Go through the material below and report how many lines contain "this". Give only the number.

# Given records

══════════════════════════════

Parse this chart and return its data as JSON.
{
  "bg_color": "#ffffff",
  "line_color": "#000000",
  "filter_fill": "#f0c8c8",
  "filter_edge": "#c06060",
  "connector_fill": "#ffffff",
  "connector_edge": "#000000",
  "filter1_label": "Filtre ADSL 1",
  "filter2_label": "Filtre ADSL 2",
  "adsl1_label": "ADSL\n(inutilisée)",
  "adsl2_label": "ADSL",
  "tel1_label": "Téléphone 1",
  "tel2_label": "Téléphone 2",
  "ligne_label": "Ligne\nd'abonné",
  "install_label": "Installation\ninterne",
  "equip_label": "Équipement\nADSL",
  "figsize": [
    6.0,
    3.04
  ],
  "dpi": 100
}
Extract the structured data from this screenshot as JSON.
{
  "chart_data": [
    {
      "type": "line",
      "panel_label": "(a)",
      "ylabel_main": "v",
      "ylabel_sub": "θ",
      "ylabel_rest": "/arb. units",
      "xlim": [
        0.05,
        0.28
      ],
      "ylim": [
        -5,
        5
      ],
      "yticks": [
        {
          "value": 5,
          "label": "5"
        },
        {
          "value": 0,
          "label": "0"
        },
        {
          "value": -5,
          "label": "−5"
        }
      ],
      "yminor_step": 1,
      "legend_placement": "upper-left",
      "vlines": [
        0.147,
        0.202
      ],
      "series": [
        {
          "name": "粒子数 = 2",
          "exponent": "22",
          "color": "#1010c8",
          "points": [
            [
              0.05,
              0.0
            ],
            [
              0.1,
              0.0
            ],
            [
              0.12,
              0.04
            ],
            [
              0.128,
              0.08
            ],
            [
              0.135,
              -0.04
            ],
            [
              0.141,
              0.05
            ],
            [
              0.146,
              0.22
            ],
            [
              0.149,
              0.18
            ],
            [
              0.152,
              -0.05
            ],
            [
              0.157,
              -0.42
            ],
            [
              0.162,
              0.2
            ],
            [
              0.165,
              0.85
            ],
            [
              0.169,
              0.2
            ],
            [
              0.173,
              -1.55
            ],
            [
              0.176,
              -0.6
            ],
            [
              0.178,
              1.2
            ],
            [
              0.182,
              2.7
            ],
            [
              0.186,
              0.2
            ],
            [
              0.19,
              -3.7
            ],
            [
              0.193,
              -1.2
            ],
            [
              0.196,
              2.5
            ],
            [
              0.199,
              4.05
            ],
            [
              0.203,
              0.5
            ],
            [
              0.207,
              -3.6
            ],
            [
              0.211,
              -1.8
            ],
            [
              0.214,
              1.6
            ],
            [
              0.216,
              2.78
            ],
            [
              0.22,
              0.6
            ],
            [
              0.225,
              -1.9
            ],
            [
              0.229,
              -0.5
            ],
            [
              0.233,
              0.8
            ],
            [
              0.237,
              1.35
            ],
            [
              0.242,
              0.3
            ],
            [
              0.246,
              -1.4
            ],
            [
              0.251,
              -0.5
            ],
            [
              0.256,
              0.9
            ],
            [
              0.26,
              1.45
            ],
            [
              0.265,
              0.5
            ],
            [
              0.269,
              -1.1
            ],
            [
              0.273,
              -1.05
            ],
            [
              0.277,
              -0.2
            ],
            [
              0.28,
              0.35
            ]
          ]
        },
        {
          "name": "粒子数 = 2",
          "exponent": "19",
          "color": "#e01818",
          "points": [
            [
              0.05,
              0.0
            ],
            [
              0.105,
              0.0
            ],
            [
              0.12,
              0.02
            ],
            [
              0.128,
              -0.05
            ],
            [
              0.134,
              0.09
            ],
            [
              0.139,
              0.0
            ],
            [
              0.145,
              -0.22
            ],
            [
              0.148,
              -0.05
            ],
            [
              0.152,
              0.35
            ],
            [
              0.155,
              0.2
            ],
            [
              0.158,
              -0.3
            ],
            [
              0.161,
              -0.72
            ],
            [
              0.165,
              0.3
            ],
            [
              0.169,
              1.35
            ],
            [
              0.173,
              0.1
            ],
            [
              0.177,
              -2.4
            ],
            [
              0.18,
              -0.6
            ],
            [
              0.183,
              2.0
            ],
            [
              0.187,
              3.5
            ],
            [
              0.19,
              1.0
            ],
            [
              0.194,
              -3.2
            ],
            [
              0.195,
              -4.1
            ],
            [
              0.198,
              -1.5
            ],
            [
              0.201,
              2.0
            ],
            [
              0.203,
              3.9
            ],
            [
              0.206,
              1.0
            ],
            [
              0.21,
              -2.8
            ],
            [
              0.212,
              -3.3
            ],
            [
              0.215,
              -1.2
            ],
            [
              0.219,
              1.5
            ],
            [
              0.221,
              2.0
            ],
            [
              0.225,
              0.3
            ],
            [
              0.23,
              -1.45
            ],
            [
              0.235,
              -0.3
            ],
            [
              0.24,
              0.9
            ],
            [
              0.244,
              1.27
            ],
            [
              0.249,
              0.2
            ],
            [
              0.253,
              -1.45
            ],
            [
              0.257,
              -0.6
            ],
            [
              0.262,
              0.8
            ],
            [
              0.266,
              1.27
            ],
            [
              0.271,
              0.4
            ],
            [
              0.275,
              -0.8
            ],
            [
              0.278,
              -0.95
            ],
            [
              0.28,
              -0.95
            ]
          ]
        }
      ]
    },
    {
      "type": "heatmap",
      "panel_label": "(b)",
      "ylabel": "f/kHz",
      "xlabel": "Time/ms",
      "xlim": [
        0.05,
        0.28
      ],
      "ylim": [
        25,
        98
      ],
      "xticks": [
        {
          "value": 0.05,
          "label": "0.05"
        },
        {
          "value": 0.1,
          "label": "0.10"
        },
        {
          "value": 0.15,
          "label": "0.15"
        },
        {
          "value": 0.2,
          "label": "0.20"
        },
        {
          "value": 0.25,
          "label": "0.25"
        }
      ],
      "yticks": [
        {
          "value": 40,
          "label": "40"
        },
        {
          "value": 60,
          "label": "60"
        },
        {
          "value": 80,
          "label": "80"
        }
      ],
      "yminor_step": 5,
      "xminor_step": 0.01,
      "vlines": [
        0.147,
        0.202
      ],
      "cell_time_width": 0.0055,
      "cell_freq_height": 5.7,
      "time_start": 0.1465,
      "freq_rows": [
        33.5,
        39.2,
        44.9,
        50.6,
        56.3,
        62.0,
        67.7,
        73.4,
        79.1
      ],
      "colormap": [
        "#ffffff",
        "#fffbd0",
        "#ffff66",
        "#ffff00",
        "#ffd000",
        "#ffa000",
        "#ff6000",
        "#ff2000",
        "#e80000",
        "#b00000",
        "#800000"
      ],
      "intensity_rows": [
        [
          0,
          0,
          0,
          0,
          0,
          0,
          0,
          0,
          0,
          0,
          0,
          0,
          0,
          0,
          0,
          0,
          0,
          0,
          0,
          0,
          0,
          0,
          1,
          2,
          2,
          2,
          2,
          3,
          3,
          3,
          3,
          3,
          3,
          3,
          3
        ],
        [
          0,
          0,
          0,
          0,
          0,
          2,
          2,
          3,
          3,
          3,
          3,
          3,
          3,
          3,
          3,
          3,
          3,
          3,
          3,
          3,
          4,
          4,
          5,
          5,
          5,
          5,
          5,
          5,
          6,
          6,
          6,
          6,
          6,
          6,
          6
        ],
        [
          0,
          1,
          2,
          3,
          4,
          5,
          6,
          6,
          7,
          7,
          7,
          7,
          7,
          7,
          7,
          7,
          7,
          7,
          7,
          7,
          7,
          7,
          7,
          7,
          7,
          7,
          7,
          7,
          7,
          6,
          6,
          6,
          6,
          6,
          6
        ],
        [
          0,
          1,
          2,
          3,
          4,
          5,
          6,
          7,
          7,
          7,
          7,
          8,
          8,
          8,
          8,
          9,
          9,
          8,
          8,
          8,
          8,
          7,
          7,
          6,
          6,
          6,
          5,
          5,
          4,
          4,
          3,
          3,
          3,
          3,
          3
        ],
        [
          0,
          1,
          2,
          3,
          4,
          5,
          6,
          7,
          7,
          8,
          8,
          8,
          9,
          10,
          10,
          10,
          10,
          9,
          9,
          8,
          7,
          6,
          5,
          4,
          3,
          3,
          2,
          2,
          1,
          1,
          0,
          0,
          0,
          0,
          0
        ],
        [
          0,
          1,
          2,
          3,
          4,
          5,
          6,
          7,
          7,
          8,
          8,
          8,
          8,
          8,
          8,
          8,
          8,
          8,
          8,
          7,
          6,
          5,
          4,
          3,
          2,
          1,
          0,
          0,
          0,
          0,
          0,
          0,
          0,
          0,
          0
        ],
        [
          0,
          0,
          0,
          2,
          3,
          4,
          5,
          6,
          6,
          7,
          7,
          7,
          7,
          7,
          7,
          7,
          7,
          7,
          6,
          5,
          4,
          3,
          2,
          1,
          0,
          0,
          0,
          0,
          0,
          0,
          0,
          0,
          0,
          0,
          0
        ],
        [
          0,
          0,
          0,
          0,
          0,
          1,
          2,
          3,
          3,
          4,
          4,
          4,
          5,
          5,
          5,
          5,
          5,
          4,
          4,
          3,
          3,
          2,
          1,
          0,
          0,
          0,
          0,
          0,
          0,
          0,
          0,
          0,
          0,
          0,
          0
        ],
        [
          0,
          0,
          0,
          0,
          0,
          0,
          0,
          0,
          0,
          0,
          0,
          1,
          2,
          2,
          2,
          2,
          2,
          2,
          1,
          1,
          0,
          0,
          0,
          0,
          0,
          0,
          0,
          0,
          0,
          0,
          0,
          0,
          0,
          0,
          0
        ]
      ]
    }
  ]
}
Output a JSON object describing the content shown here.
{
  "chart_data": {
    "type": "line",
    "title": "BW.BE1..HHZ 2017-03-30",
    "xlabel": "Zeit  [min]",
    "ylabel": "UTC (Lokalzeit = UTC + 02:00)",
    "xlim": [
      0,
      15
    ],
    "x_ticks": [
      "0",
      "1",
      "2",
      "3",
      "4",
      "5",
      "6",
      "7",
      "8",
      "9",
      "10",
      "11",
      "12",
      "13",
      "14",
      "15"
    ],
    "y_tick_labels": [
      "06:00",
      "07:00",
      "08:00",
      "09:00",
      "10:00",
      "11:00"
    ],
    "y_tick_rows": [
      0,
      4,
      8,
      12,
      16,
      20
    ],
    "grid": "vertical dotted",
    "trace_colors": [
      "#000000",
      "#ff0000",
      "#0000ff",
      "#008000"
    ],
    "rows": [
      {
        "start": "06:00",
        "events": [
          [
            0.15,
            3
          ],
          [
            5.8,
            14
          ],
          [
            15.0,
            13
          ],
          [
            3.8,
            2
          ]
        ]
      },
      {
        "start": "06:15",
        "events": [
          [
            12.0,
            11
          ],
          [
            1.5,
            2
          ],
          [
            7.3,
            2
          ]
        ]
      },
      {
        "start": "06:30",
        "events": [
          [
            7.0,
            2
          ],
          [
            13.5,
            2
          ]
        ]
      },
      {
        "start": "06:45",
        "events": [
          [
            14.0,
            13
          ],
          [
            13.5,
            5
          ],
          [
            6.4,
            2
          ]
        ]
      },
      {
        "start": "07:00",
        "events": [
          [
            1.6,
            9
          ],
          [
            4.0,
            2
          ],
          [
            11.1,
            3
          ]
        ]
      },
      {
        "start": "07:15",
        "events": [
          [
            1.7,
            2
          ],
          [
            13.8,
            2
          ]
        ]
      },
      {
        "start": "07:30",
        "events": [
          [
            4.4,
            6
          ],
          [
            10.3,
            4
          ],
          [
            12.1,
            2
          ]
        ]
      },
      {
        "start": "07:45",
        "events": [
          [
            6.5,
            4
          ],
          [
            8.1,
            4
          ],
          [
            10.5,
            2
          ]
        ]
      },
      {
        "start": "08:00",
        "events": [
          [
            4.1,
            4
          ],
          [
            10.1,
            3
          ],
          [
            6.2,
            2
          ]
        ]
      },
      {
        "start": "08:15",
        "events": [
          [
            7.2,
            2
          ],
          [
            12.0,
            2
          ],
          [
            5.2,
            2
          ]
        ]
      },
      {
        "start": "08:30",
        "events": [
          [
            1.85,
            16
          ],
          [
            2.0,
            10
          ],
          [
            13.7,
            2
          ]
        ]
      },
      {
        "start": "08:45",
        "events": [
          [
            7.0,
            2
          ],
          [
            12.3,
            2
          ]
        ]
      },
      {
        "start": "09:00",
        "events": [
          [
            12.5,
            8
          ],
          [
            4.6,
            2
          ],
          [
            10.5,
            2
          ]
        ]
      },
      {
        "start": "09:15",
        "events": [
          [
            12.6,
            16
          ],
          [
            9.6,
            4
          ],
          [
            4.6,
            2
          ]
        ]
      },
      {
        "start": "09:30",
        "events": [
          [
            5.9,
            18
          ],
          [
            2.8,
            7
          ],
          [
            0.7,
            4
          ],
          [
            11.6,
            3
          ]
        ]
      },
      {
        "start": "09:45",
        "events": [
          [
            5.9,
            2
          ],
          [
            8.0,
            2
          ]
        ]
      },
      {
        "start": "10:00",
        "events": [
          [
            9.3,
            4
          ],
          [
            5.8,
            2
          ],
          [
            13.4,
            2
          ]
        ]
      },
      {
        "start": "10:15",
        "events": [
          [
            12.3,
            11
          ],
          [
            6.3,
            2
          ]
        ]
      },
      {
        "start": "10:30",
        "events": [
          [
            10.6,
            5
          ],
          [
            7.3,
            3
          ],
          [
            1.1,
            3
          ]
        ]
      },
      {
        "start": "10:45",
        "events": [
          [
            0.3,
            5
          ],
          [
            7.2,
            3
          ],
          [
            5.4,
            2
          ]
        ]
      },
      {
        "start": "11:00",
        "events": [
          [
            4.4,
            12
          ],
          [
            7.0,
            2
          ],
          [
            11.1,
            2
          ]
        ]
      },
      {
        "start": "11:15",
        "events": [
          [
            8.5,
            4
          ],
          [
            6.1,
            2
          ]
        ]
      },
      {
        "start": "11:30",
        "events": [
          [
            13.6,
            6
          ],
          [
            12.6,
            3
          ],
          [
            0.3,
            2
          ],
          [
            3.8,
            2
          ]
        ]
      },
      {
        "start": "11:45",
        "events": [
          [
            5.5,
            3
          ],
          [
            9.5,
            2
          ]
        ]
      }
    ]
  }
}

══════════════════════════════

# Answer
2